### WORK REQUIRED:
Render the lines in the items below as a numbered list, without blank lines. Start at the line containing "Point — [224, 544, 246, 558]" and end at the line containing "Point — [183, 587, 205, 601]", including both.

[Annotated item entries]
^^^^^^^^^^^^^^^^

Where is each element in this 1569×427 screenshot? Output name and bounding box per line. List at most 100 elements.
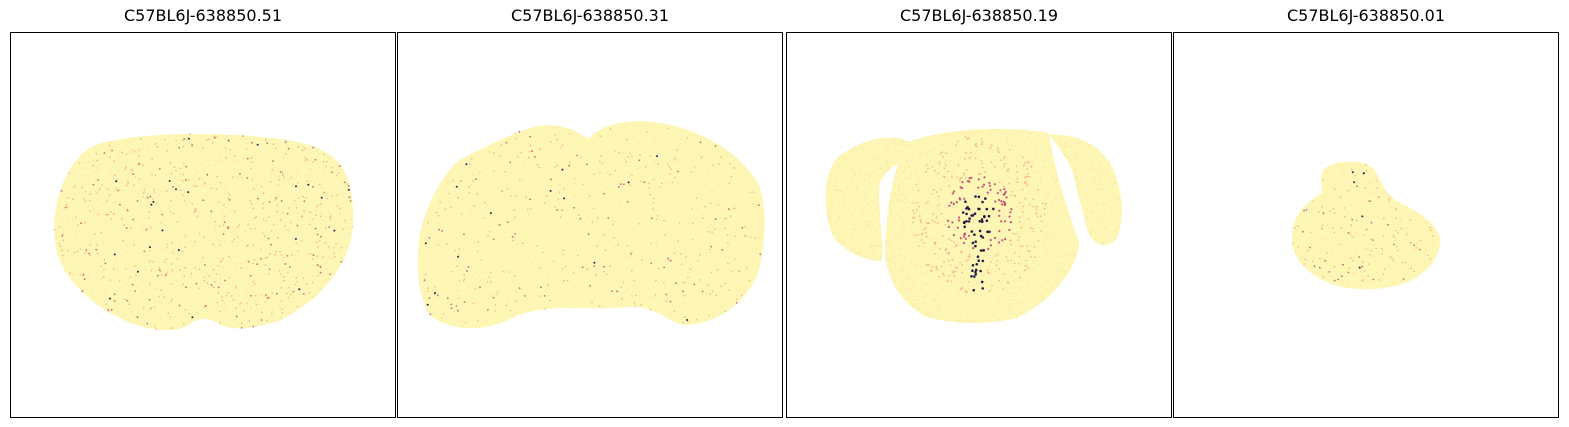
expression-dot [110,172,113,175]
expression-dot [944,308,946,310]
expression-dot [1098,159,1101,162]
expression-dot [844,224,846,227]
expression-dot [1394,229,1397,232]
expression-dot [1333,279,1336,282]
expression-dot [168,207,170,210]
expression-dot [1046,232,1048,234]
expression-dot [905,284,908,286]
expression-dot [1030,165,1032,167]
expression-dot [102,203,105,205]
expression-dot [966,319,968,322]
expression-dot [449,258,451,261]
expression-dot [300,189,302,191]
expression-dot [1076,141,1078,143]
expression-dot [544,308,546,310]
expression-dot [284,241,286,243]
expression-dot [307,162,309,165]
expression-dot [969,173,972,175]
expression-dot [893,142,895,145]
expression-dot [88,252,91,255]
expression-dot [573,206,575,209]
expression-dot [958,249,960,252]
expression-dot [1028,149,1030,152]
expression-dot [1052,235,1054,237]
expression-dot [993,183,996,186]
expression-dot [1312,200,1315,202]
expression-dot [80,157,83,159]
expression-dot [655,228,658,230]
expression-dot [547,189,549,191]
expression-dot [953,229,955,231]
expression-dot [1401,279,1403,282]
expression-dot [174,280,176,282]
expression-dot [1006,169,1009,172]
expression-dot [625,160,627,163]
expression-dot [168,303,171,305]
expression-dot [147,193,149,195]
expression-dot [1018,305,1020,307]
expression-dot [721,298,723,301]
expression-dot [731,270,733,273]
expression-dot [860,169,862,171]
expression-dot [692,222,695,225]
expression-dot [672,305,674,307]
expression-dot [972,320,975,323]
expression-dot [130,311,132,313]
expression-dot [834,196,836,199]
expression-dot [967,185,969,187]
expression-dot [217,194,219,196]
expression-dot [965,244,967,246]
expression-dot [150,239,152,242]
expression-dot [686,197,688,200]
expression-dot [290,221,292,224]
expression-dot [1077,185,1079,188]
expression-dot [189,276,191,278]
expression-dot [138,162,141,165]
expression-dot [602,306,605,309]
expression-dot [251,161,253,163]
expression-dot [917,298,919,300]
expression-dot [918,138,920,141]
expression-dot [233,195,236,197]
expression-dot [582,183,584,186]
expression-dot [212,286,215,289]
expression-dot [1016,206,1019,208]
expression-dot [539,267,542,269]
expression-dot [319,203,322,205]
expression-dot [1026,283,1029,285]
expression-dot [1105,220,1108,222]
expression-dot [954,245,957,247]
expression-dot [642,256,644,258]
expression-dot [831,202,833,204]
expression-dot [274,280,276,282]
expression-dot [1104,211,1106,213]
expression-dot [522,275,524,277]
expression-dot [1068,270,1070,272]
expression-dot [652,208,654,210]
expression-dot [948,275,950,277]
expression-dot [1002,309,1004,311]
expression-dot [974,299,977,301]
expression-dot [328,205,331,207]
expression-dot [513,136,515,138]
expression-dot [215,188,218,190]
expression-dot [240,199,242,202]
expression-dot [1320,236,1322,238]
expression-dot [987,194,989,196]
expression-dot [1113,176,1116,178]
expression-dot [296,224,299,227]
expression-dot [182,173,185,176]
expression-dot [929,282,932,284]
expression-dot [1046,251,1048,254]
expression-dot [169,262,171,265]
expression-dot [226,155,228,158]
expression-dot [151,259,153,262]
expression-dot [85,155,87,157]
expression-dot [271,287,273,290]
expression-dot [1347,211,1349,213]
expression-dot [1371,193,1373,195]
expression-dot [218,291,220,293]
expression-dot [346,178,349,180]
expression-dot [934,282,936,284]
expression-dot [947,225,950,228]
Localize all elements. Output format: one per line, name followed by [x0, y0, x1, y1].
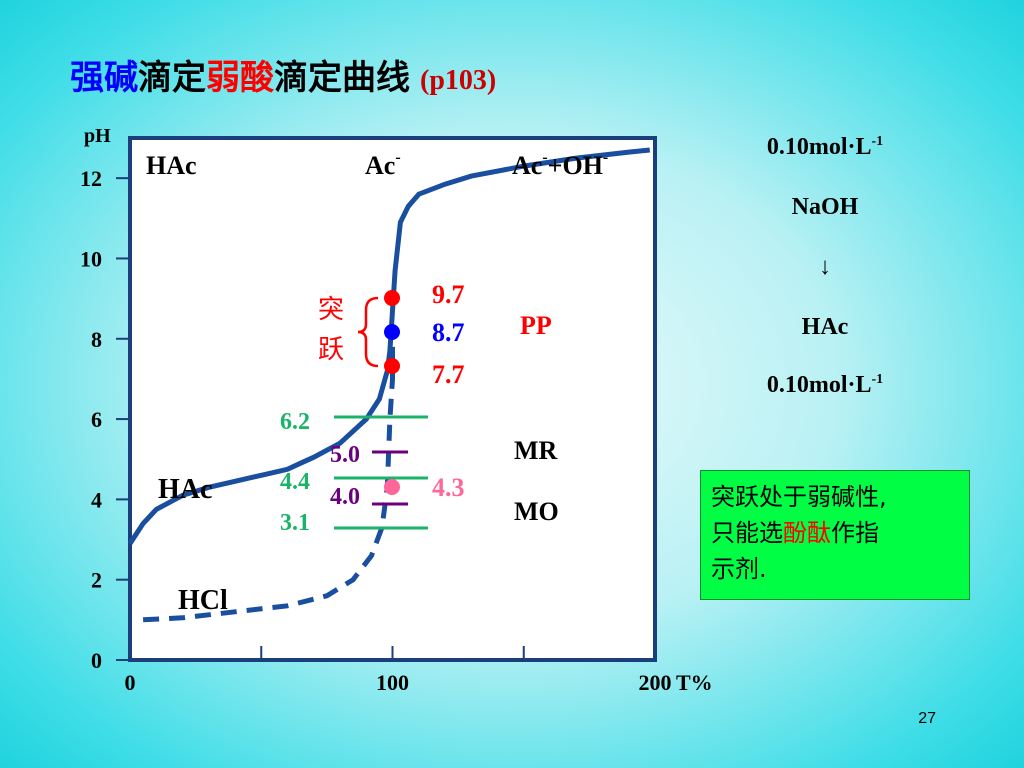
- hcl-mark-4-label: 4.0: [330, 484, 360, 510]
- hcl-ep-value: 4.3: [432, 473, 465, 502]
- jump-lower-point: [384, 358, 400, 374]
- curve-label-hac: HAc: [158, 474, 212, 505]
- y-tick-label: 0: [91, 648, 102, 673]
- hcl-mark-5-label: 5.0: [330, 442, 360, 468]
- mr-lower-value: 4.4: [280, 469, 310, 495]
- titrant-concentration: 0.10mol·L-1: [766, 134, 884, 160]
- analyte-name: HAc: [801, 314, 849, 340]
- x-tick-label: 100: [376, 670, 409, 695]
- y-tick-label: 6: [91, 407, 102, 432]
- y-tick-label: 8: [91, 327, 102, 352]
- note-line-2: 只能选酚酞作指: [711, 519, 879, 547]
- hcl-ep-point: [384, 479, 400, 495]
- indicator-mo: MO: [514, 497, 559, 526]
- svg-text:Ac-+OH-: Ac-+OH-: [512, 149, 608, 180]
- indicator-mr: MR: [514, 436, 558, 465]
- curve-label-hcl: HCl: [178, 585, 228, 616]
- equivalence-point: [384, 324, 400, 340]
- region-label-ac: Ac-: [365, 149, 401, 180]
- region-label-ac-oh: Ac-+OH-: [512, 149, 608, 180]
- y-ticks: 0 2 4 6 8 10 12: [80, 166, 130, 673]
- jump-lower-value: 7.7: [432, 360, 465, 389]
- jump-upper-value: 9.7: [432, 280, 465, 309]
- title-titrate-1: 滴定: [138, 58, 206, 98]
- note-phenolphthalein: 酚酞: [783, 519, 831, 547]
- analyte-concentration: 0.10mol·L-1: [766, 372, 884, 398]
- x-tick-label: 0: [125, 670, 136, 695]
- y-tick-label: 2: [91, 568, 102, 593]
- page-number: 27: [918, 710, 936, 727]
- title-curve: 滴定曲线: [274, 58, 410, 98]
- jump-label-1: 突: [318, 295, 344, 324]
- y-axis-label: pH: [84, 125, 111, 147]
- y-tick-label: 10: [80, 246, 102, 271]
- note-line-1: 突跃处于弱碱性,: [711, 483, 887, 511]
- jump-upper-point: [384, 290, 400, 306]
- titrant-name: NaOH: [791, 194, 859, 220]
- indicator-pp: PP: [520, 311, 552, 340]
- jump-label-2: 跃: [318, 335, 344, 364]
- x-ticks: 0 100 200: [125, 646, 672, 695]
- title-page-ref: (p103): [420, 65, 497, 96]
- title-weak-acid: 弱酸: [206, 58, 274, 98]
- hac-curve: [127, 147, 651, 545]
- equivalence-value: 8.7: [432, 318, 465, 347]
- jump-brace: [357, 296, 379, 368]
- y-tick-label: 12: [80, 166, 102, 191]
- mo-lower-value: 3.1: [280, 510, 310, 536]
- slide-title: 强碱滴定弱酸滴定曲线 (p103): [70, 50, 496, 99]
- mr-upper-value: 6.2: [280, 409, 310, 435]
- conclusion-note: 突跃处于弱碱性, 只能选酚酞作指 示剂.: [700, 470, 970, 600]
- title-strong-base: 强碱: [70, 58, 138, 98]
- y-tick-label: 4: [91, 487, 102, 512]
- svg-text:Ac-: Ac-: [365, 149, 401, 180]
- note-line-3: 示剂.: [711, 555, 767, 583]
- arrow-down-icon: ↓: [819, 254, 831, 280]
- hcl-curve: [142, 338, 395, 623]
- x-axis-label: T%: [676, 670, 713, 695]
- x-tick-label: 200: [639, 670, 672, 695]
- region-label-hac: HAc: [146, 151, 197, 180]
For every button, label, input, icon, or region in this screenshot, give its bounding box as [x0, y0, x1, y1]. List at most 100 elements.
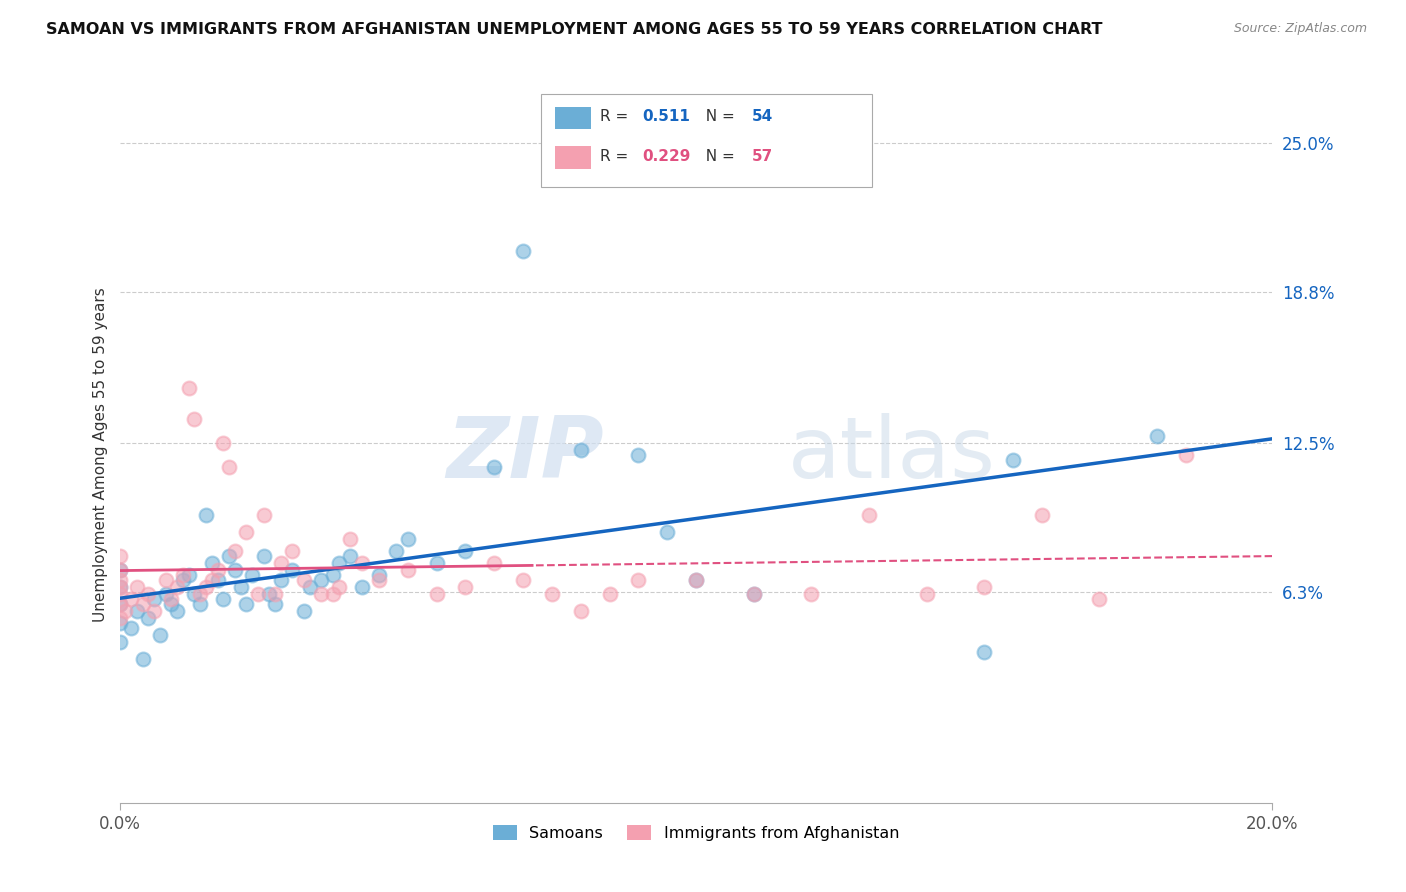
Point — [224, 544, 246, 558]
Text: R =: R = — [600, 149, 634, 163]
Point — [138, 611, 160, 625]
Text: ZIP: ZIP — [446, 413, 603, 497]
Point — [512, 244, 534, 258]
Point — [270, 556, 292, 570]
Point — [188, 597, 211, 611]
Point — [218, 459, 240, 474]
Point — [973, 645, 995, 659]
Point — [183, 587, 205, 601]
Point — [425, 556, 447, 570]
Point — [281, 563, 304, 577]
Point — [454, 580, 477, 594]
Point — [114, 604, 136, 618]
Point — [212, 436, 235, 450]
Text: 57: 57 — [752, 149, 773, 163]
Point — [125, 604, 148, 618]
Text: atlas: atlas — [789, 413, 997, 497]
Point — [229, 580, 252, 594]
Point — [298, 580, 321, 594]
Point — [685, 573, 707, 587]
Point — [108, 573, 131, 587]
Point — [160, 591, 183, 606]
Point — [183, 412, 205, 426]
Point — [915, 587, 938, 601]
Point — [1001, 452, 1024, 467]
Point — [108, 611, 131, 625]
Point — [569, 604, 592, 618]
Point — [309, 573, 333, 587]
Point — [108, 580, 131, 594]
Point — [1175, 448, 1198, 462]
Point — [125, 580, 148, 594]
Point — [212, 591, 235, 606]
Point — [339, 549, 361, 563]
Text: SAMOAN VS IMMIGRANTS FROM AFGHANISTAN UNEMPLOYMENT AMONG AGES 55 TO 59 YEARS COR: SAMOAN VS IMMIGRANTS FROM AFGHANISTAN UN… — [46, 22, 1102, 37]
Text: 0.511: 0.511 — [643, 110, 690, 124]
Point — [218, 549, 240, 563]
Text: 54: 54 — [752, 110, 773, 124]
Point — [108, 635, 131, 649]
Point — [131, 597, 153, 611]
Legend: Samoans, Immigrants from Afghanistan: Samoans, Immigrants from Afghanistan — [486, 818, 905, 847]
Point — [322, 567, 344, 582]
Point — [322, 587, 344, 601]
Point — [155, 587, 177, 601]
Point — [108, 587, 131, 601]
Point — [368, 567, 391, 582]
Point — [742, 587, 765, 601]
Point — [160, 597, 183, 611]
Point — [253, 549, 276, 563]
Point — [512, 573, 534, 587]
Point — [264, 597, 287, 611]
Point — [131, 652, 153, 666]
Y-axis label: Unemployment Among Ages 55 to 59 years: Unemployment Among Ages 55 to 59 years — [93, 287, 108, 623]
Text: R =: R = — [600, 110, 634, 124]
Point — [224, 563, 246, 577]
Text: Source: ZipAtlas.com: Source: ZipAtlas.com — [1233, 22, 1367, 36]
Point — [292, 604, 315, 618]
Point — [177, 567, 200, 582]
Point — [253, 508, 276, 522]
Point — [235, 597, 257, 611]
Point — [108, 597, 131, 611]
Point — [800, 587, 823, 601]
Point — [138, 587, 160, 601]
Point — [627, 448, 650, 462]
Point — [177, 381, 200, 395]
Point — [246, 587, 269, 601]
Point — [858, 508, 880, 522]
Point — [350, 580, 373, 594]
Point — [1088, 591, 1111, 606]
Point — [155, 573, 177, 587]
Point — [207, 563, 229, 577]
Point — [240, 567, 263, 582]
Point — [1146, 428, 1168, 442]
Point — [350, 556, 373, 570]
Point — [368, 573, 391, 587]
Point — [627, 573, 650, 587]
Point — [108, 563, 131, 577]
Point — [188, 587, 211, 601]
Point — [172, 573, 194, 587]
Point — [201, 573, 224, 587]
Point — [143, 591, 166, 606]
Point — [166, 604, 188, 618]
Text: N =: N = — [696, 110, 740, 124]
Point — [328, 556, 350, 570]
Text: N =: N = — [696, 149, 740, 163]
Point — [194, 580, 218, 594]
Point — [484, 556, 506, 570]
Text: 0.229: 0.229 — [643, 149, 690, 163]
Point — [292, 573, 315, 587]
Point — [973, 580, 995, 594]
Point — [270, 573, 292, 587]
Point — [201, 556, 224, 570]
Point — [685, 573, 707, 587]
Point — [281, 544, 304, 558]
Point — [599, 587, 621, 601]
Point — [166, 580, 188, 594]
Point — [120, 591, 142, 606]
Point — [484, 459, 506, 474]
Point — [120, 621, 142, 635]
Point — [655, 524, 679, 539]
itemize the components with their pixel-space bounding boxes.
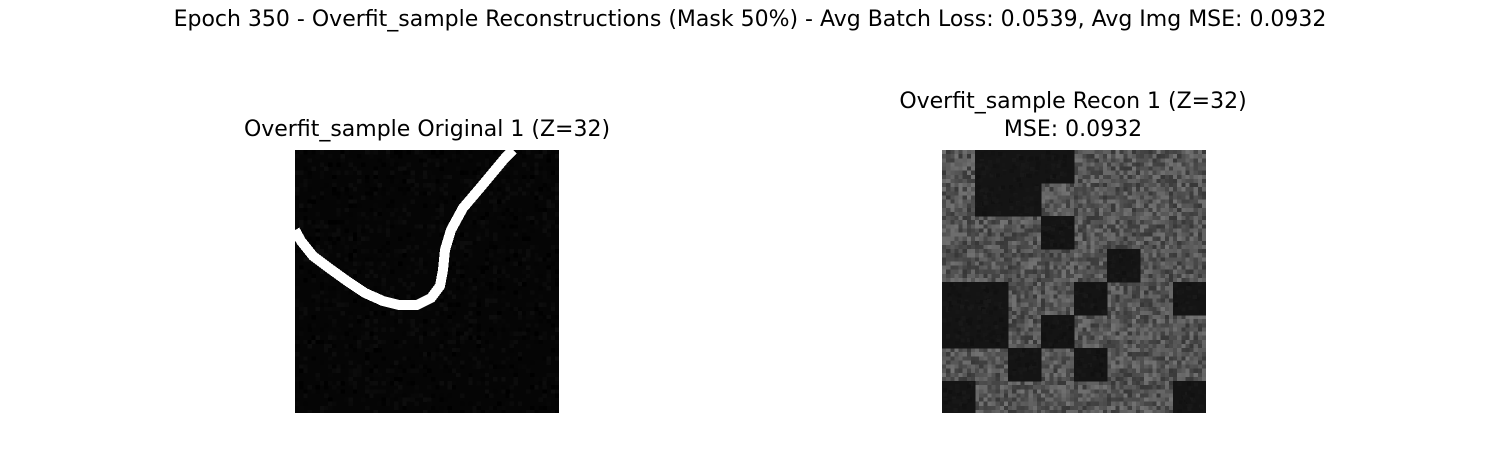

^^^^^^^^^^^^^^^^

### WRITTEN ANSWER:
1. Point — [224, 544, 246, 558]
2. Text: R =: R = — [600, 149, 634, 163]
3. Point — [138, 611, 160, 625]
4. Text: ZIP: ZIP — [446, 413, 603, 497]
5. Point — [512, 244, 534, 258]
6. Point — [270, 556, 292, 570]
7. Point — [188, 597, 211, 611]
8. Point — [218, 459, 240, 474]
9. Point — [973, 645, 995, 659]
10. Point — [183, 587, 205, 601]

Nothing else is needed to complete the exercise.